Task to complete >> Pick out the lines containing "content".

* START Supplied data *

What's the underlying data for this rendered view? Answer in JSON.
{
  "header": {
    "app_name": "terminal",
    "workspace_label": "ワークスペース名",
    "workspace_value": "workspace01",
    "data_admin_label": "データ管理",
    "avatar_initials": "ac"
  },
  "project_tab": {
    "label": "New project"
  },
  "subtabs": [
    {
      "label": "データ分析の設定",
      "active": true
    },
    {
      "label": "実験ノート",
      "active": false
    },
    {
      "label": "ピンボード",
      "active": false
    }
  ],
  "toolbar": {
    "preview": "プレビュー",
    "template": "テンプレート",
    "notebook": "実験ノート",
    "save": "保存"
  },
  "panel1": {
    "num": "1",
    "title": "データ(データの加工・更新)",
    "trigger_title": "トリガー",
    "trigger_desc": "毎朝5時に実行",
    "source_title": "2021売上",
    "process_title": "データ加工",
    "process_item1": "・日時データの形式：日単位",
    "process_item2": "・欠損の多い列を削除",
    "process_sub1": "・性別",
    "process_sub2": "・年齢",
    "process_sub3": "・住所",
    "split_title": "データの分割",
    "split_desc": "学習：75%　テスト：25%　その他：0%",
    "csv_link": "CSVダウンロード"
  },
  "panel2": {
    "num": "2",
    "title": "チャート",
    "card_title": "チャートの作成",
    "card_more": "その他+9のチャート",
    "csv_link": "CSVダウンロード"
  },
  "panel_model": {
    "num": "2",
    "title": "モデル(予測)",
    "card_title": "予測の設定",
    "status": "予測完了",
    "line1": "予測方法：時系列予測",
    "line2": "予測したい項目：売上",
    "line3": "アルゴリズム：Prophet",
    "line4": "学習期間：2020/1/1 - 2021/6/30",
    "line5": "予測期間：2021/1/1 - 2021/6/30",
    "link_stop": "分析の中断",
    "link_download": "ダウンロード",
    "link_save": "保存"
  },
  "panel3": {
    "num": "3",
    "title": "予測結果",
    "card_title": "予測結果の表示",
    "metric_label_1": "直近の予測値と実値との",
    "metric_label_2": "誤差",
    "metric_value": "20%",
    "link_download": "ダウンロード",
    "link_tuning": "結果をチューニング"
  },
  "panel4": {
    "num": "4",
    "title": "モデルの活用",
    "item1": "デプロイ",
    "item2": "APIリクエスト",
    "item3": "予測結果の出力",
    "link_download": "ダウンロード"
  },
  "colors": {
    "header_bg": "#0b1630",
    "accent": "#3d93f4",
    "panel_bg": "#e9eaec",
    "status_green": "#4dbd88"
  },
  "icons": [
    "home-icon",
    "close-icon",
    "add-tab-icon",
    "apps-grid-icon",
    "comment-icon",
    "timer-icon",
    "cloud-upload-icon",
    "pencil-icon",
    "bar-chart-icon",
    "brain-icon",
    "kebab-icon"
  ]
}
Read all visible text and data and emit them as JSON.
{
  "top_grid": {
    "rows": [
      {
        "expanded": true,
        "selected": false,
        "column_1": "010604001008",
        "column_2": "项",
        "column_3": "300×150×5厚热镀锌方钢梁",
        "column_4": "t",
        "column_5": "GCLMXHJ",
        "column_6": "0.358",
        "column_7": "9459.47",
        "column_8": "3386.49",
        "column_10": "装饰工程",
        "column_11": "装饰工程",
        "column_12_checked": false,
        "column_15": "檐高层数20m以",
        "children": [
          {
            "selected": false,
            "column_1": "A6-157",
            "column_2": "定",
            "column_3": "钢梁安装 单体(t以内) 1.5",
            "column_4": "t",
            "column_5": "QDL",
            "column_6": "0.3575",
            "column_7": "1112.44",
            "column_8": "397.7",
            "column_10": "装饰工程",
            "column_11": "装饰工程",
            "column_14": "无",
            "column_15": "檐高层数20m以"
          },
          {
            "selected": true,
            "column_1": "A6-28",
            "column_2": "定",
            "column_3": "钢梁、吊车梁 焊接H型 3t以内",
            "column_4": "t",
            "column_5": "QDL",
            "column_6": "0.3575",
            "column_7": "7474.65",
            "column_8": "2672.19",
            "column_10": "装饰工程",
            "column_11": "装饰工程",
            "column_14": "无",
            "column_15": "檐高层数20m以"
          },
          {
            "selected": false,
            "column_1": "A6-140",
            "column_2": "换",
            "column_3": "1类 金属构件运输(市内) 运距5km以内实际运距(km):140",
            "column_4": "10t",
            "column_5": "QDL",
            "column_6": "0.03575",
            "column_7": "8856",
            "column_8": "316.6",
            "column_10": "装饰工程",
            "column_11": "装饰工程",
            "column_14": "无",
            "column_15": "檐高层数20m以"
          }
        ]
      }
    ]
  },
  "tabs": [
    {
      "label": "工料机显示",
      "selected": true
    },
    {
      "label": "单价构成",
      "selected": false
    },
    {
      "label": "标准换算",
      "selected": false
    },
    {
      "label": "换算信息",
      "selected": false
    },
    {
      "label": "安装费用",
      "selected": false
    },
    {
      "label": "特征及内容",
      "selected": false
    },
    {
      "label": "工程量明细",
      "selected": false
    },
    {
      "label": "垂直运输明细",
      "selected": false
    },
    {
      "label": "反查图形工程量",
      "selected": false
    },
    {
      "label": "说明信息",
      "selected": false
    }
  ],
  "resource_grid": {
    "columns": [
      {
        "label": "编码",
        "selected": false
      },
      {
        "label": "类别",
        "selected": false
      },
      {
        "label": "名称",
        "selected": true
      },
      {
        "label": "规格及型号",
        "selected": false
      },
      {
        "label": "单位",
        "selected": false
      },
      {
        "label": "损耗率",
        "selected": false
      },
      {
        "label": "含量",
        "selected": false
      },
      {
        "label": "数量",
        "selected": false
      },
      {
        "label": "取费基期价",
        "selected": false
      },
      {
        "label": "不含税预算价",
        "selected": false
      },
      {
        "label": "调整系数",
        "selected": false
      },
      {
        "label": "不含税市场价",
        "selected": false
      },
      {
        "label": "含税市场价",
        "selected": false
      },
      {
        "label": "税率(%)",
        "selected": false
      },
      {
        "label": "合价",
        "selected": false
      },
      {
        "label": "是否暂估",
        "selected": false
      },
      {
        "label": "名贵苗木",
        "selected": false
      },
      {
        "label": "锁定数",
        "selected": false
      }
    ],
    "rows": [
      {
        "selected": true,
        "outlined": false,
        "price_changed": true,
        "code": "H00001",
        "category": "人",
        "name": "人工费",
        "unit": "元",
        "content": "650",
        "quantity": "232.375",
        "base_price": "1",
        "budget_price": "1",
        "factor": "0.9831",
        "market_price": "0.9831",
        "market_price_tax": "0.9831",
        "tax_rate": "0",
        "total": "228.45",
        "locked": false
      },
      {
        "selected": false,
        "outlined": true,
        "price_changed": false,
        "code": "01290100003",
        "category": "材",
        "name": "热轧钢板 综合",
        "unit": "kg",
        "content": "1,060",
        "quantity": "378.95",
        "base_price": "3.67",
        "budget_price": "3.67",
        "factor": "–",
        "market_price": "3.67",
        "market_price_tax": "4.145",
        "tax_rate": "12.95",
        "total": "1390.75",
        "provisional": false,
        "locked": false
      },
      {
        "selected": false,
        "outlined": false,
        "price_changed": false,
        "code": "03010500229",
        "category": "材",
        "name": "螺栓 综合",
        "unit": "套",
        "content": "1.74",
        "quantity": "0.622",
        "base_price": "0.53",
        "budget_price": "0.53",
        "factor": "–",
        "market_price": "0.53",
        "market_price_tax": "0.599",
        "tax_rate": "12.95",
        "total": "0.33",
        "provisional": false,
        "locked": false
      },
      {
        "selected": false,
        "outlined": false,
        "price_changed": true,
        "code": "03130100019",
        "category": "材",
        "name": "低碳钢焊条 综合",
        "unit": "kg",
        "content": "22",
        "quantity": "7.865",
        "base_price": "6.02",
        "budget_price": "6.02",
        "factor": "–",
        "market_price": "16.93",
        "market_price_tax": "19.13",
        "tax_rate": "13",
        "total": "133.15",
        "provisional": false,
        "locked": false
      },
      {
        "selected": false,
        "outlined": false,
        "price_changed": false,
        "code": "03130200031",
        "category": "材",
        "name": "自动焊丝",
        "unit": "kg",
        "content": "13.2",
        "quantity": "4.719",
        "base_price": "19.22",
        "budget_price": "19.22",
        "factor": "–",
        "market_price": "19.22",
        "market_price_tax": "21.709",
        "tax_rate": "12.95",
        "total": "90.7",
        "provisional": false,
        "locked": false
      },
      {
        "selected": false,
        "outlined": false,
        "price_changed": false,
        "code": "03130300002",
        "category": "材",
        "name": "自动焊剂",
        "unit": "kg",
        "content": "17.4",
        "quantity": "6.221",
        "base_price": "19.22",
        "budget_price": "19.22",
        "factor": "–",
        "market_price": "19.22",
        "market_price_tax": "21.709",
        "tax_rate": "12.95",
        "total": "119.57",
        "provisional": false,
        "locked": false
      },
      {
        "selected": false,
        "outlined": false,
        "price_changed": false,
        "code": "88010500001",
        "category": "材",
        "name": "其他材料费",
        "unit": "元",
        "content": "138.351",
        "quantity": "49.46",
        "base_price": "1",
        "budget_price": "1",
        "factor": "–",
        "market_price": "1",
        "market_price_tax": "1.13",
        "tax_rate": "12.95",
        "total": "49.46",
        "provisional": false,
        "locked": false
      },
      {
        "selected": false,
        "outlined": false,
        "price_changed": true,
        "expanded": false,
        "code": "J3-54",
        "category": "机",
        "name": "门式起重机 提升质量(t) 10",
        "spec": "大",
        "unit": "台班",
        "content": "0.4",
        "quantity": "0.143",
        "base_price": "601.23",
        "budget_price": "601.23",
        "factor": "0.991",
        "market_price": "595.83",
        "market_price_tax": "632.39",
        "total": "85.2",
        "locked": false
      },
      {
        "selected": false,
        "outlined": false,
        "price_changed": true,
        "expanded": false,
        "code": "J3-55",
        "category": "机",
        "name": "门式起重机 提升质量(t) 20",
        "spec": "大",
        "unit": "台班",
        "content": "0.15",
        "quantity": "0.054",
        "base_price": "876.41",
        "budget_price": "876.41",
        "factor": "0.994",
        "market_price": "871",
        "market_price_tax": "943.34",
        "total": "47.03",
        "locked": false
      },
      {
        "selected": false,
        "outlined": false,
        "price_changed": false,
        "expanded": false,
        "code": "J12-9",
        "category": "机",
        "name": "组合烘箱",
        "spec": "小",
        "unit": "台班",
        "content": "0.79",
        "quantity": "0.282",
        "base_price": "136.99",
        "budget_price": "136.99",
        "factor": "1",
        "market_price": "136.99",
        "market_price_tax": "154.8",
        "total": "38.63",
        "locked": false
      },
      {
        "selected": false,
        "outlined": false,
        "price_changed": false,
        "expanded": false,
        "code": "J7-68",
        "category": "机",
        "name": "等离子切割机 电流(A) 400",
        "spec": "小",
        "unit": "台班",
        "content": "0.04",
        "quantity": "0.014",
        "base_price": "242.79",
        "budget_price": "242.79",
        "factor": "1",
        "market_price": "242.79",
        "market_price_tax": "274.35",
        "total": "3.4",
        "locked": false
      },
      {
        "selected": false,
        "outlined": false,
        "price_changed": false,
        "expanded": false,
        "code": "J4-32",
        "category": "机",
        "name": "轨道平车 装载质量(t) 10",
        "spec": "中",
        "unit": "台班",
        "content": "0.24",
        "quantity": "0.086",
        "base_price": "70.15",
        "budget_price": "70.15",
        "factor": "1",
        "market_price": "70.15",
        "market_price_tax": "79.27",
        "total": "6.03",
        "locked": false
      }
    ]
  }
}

* END Supplied data *

Exercise answer >>
        "content": "650",
        "content": "1,060",
        "content": "1.74",
        "content": "22",
        "content": "13.2",
        "content": "17.4",
        "content": "138.351",
        "content": "0.4",
        "content": "0.15",
        "content": "0.79",
        "content": "0.04",
        "content": "0.24",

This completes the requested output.